* [SET EXERCISE] Write out the whole of the material exactly.

* [LISTED ENTRIES]
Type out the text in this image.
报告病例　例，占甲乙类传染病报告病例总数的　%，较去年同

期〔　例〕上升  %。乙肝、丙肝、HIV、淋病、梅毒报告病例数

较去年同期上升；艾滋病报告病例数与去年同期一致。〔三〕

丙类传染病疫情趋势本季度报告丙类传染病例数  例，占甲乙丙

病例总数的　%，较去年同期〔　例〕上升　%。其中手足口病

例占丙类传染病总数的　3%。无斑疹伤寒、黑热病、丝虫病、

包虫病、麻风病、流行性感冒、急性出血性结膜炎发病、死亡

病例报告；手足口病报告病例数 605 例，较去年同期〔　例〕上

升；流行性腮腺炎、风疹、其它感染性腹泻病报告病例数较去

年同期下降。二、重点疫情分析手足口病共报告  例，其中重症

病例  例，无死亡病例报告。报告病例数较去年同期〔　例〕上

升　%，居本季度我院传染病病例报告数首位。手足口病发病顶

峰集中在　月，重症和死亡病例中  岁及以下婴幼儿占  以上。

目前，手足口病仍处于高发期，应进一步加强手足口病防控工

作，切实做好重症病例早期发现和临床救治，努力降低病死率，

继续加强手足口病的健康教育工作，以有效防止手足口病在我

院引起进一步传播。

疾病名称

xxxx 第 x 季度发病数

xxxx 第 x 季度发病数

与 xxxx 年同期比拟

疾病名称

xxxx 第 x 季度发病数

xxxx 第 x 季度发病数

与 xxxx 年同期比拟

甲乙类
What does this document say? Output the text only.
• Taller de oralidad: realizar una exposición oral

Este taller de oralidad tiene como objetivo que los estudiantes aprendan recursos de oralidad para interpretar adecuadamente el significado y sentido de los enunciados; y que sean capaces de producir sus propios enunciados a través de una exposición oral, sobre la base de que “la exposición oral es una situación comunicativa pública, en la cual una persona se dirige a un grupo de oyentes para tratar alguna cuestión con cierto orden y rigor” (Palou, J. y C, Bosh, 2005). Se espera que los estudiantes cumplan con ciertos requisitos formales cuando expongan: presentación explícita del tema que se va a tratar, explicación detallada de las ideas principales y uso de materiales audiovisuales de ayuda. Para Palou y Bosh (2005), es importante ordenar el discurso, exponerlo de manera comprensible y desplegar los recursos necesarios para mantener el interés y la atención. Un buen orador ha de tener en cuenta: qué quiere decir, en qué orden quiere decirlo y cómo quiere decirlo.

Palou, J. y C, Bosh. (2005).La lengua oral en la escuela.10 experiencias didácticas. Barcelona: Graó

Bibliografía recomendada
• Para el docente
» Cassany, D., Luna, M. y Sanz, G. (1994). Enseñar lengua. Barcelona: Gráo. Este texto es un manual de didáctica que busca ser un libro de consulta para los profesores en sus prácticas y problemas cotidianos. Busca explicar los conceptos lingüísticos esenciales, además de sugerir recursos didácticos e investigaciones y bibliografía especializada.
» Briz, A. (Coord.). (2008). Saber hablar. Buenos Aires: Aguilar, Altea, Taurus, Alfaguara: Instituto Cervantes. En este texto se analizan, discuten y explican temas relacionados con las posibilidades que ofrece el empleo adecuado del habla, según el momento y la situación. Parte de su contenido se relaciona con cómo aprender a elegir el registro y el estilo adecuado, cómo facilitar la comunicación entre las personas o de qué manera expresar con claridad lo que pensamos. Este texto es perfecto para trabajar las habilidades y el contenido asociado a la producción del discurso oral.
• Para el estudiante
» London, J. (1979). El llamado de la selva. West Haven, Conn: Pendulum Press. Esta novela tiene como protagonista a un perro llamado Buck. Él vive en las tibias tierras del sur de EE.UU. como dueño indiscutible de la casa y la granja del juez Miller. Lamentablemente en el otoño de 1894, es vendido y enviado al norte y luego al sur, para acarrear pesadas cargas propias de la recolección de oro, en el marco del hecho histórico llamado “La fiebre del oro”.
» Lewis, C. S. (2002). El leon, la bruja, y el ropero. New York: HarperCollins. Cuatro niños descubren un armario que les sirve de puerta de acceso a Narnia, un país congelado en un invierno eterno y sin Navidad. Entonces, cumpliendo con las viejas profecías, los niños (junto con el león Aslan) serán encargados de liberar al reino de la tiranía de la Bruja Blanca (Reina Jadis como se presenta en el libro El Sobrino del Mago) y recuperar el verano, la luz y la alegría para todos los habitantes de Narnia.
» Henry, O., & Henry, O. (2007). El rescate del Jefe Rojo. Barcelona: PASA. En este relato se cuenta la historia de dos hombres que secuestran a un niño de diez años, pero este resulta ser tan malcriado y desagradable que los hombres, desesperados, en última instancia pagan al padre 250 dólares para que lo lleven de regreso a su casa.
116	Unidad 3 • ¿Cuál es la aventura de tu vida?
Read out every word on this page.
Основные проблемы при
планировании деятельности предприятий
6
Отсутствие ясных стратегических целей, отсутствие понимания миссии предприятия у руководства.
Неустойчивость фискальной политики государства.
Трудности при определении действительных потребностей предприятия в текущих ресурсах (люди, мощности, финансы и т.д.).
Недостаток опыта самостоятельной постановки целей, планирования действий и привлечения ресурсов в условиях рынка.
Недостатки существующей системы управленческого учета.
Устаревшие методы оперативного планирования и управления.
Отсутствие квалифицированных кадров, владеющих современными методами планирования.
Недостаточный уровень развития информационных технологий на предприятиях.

* [OUTPUT BELOW]
Type out the text in this image.
报告病例　例，占甲乙类传染病报告病例总数的　%，较去年同

期〔　例〕上升  %。乙肝、丙肝、HIV、淋病、梅毒报告病例数

较去年同期上升；艾滋病报告病例数与去年同期一致。〔三〕

丙类传染病疫情趋势本季度报告丙类传染病例数  例，占甲乙丙

病例总数的　%，较去年同期〔　例〕上升　%。其中手足口病

例占丙类传染病总数的　3%。无斑疹伤寒、黑热病、丝虫病、

包虫病、麻风病、流行性感冒、急性出血性结膜炎发病、死亡

病例报告；手足口病报告病例数 605 例，较去年同期〔　例〕上

升；流行性腮腺炎、风疹、其它感染性腹泻病报告病例数较去

年同期下降。二、重点疫情分析手足口病共报告  例，其中重症

病例  例，无死亡病例报告。报告病例数较去年同期〔　例〕上

升　%，居本季度我院传染病病例报告数首位。手足口病发病顶

峰集中在　月，重症和死亡病例中  岁及以下婴幼儿占  以上。

目前，手足口病仍处于高发期，应进一步加强手足口病防控工

作，切实做好重症病例早期发现和临床救治，努力降低病死率，

继续加强手足口病的健康教育工作，以有效防止手足口病在我

院引起进一步传播。

疾病名称

xxxx 第 x 季度发病数

xxxx 第 x 季度发病数

与 xxxx 年同期比拟

疾病名称

xxxx 第 x 季度发病数

xxxx 第 x 季度发病数

与 xxxx 年同期比拟

甲乙类
What does this document say? Output the text only.
• Taller de oralidad: realizar una exposición oral

Este taller de oralidad tiene como objetivo que los estudiantes aprendan recursos de oralidad para interpretar adecuadamente el significado y sentido de los enunciados; y que sean capaces de producir sus propios enunciados a través de una exposición oral, sobre la base de que “la exposición oral es una situación comunicativa pública, en la cual una persona se dirige a un grupo de oyentes para tratar alguna cuestión con cierto orden y rigor” (Palou, J. y C, Bosh, 2005). Se espera que los estudiantes cumplan con ciertos requisitos formales cuando expongan: presentación explícita del tema que se va a tratar, explicación detallada de las ideas principales y uso de materiales audiovisuales de ayuda. Para Palou y Bosh (2005), es importante ordenar el discurso, exponerlo de manera comprensible y desplegar los recursos necesarios para mantener el interés y la atención. Un buen orador ha de tener en cuenta: qué quiere decir, en qué orden quiere decirlo y cómo quiere decirlo.

Palou, J. y C, Bosh. (2005).La lengua oral en la escuela.10 experiencias didácticas. Barcelona: Graó

Bibliografía recomendada
• Para el docente
» Cassany, D., Luna, M. y Sanz, G. (1994). Enseñar lengua. Barcelona: Gráo. Este texto es un manual de didáctica que busca ser un libro de consulta para los profesores en sus prácticas y problemas cotidianos. Busca explicar los conceptos lingüísticos esenciales, además de sugerir recursos didácticos e investigaciones y bibliografía especializada.
» Briz, A. (Coord.). (2008). Saber hablar. Buenos Aires: Aguilar, Altea, Taurus, Alfaguara: Instituto Cervantes. En este texto se analizan, discuten y explican temas relacionados con las posibilidades que ofrece el empleo adecuado del habla, según el momento y la situación. Parte de su contenido se relaciona con cómo aprender a elegir el registro y el estilo adecuado, cómo facilitar la comunicación entre las personas o de qué manera expresar con claridad lo que pensamos. Este texto es perfecto para trabajar las habilidades y el contenido asociado a la producción del discurso oral.
• Para el estudiante
» London, J. (1979). El llamado de la selva. West Haven, Conn: Pendulum Press. Esta novela tiene como protagonista a un perro llamado Buck. Él vive en las tibias tierras del sur de EE.UU. como dueño indiscutible de la casa y la granja del juez Miller. Lamentablemente en el otoño de 1894, es vendido y enviado al norte y luego al sur, para acarrear pesadas cargas propias de la recolección de oro, en el marco del hecho histórico llamado “La fiebre del oro”.
» Lewis, C. S. (2002). El leon, la bruja, y el ropero. New York: HarperCollins. Cuatro niños descubren un armario que les sirve de puerta de acceso a Narnia, un país congelado en un invierno eterno y sin Navidad. Entonces, cumpliendo con las viejas profecías, los niños (junto con el león Aslan) serán encargados de liberar al reino de la tiranía de la Bruja Blanca (Reina Jadis como se presenta en el libro El Sobrino del Mago) y recuperar el verano, la luz y la alegría para todos los habitantes de Narnia.
» Henry, O., & Henry, O. (2007). El rescate del Jefe Rojo. Barcelona: PASA. En este relato se cuenta la historia de dos hombres que secuestran a un niño de diez años, pero este resulta ser tan malcriado y desagradable que los hombres, desesperados, en última instancia pagan al padre 250 dólares para que lo lleven de regreso a su casa.
116	Unidad 3 • ¿Cuál es la aventura de tu vida?
Read out every word on this page.
Основные проблемы при
планировании деятельности предприятий
6
Отсутствие ясных стратегических целей, отсутствие понимания миссии предприятия у руководства.
Неустойчивость фискальной политики государства.
Трудности при определении действительных потребностей предприятия в текущих ресурсах (люди, мощности, финансы и т.д.).
Недостаток опыта самостоятельной постановки целей, планирования действий и привлечения ресурсов в условиях рынка.
Недостатки существующей системы управленческого учета.
Устаревшие методы оперативного планирования и управления.
Отсутствие квалифицированных кадров, владеющих современными методами планирования.
Недостаточный уровень развития информационных технологий на предприятиях.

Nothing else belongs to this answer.